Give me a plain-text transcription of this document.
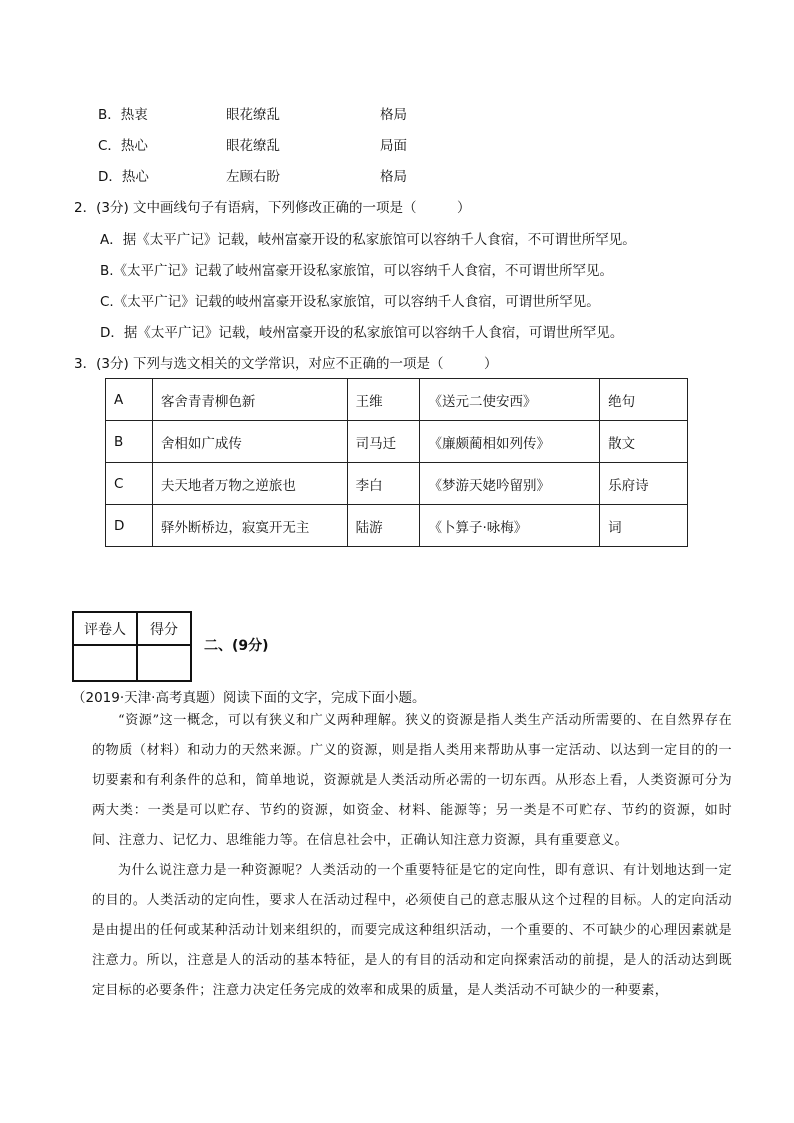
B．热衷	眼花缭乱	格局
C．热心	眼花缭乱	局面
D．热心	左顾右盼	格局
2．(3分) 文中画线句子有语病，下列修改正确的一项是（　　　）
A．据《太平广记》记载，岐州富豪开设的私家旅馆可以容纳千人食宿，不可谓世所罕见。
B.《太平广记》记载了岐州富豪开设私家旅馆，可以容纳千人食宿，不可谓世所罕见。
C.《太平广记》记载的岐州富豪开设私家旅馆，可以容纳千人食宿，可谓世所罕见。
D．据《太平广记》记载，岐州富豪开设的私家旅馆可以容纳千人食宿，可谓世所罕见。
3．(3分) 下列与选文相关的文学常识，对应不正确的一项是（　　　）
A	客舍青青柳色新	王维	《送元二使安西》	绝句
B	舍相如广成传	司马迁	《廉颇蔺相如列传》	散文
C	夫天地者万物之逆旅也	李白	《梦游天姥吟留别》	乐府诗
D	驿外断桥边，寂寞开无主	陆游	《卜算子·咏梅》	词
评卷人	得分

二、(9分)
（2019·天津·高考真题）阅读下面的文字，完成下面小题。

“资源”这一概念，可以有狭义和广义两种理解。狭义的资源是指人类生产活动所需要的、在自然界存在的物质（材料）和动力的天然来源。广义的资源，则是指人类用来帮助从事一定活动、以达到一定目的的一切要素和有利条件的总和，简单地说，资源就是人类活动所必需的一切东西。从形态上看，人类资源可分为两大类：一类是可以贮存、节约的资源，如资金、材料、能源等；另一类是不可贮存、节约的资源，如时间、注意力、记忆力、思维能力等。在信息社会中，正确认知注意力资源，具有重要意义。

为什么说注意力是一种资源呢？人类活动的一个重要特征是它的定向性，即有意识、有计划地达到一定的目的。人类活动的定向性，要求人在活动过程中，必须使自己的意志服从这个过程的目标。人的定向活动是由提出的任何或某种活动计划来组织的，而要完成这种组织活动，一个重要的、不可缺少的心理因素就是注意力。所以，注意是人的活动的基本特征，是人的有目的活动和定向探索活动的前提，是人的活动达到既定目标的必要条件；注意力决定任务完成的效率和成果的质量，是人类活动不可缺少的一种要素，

----

▸ Exercise instructions
Which lines above contain the word "太平广记"? Copy each of them.

▸ Final answer
A．据《太平广记》记载，岐州富豪开设的私家旅馆可以容纳千人食宿，不可谓世所罕见。
B.《太平广记》记载了岐州富豪开设私家旅馆，可以容纳千人食宿，不可谓世所罕见。
C.《太平广记》记载的岐州富豪开设私家旅馆，可以容纳千人食宿，可谓世所罕见。
D．据《太平广记》记载，岐州富豪开设的私家旅馆可以容纳千人食宿，可谓世所罕见。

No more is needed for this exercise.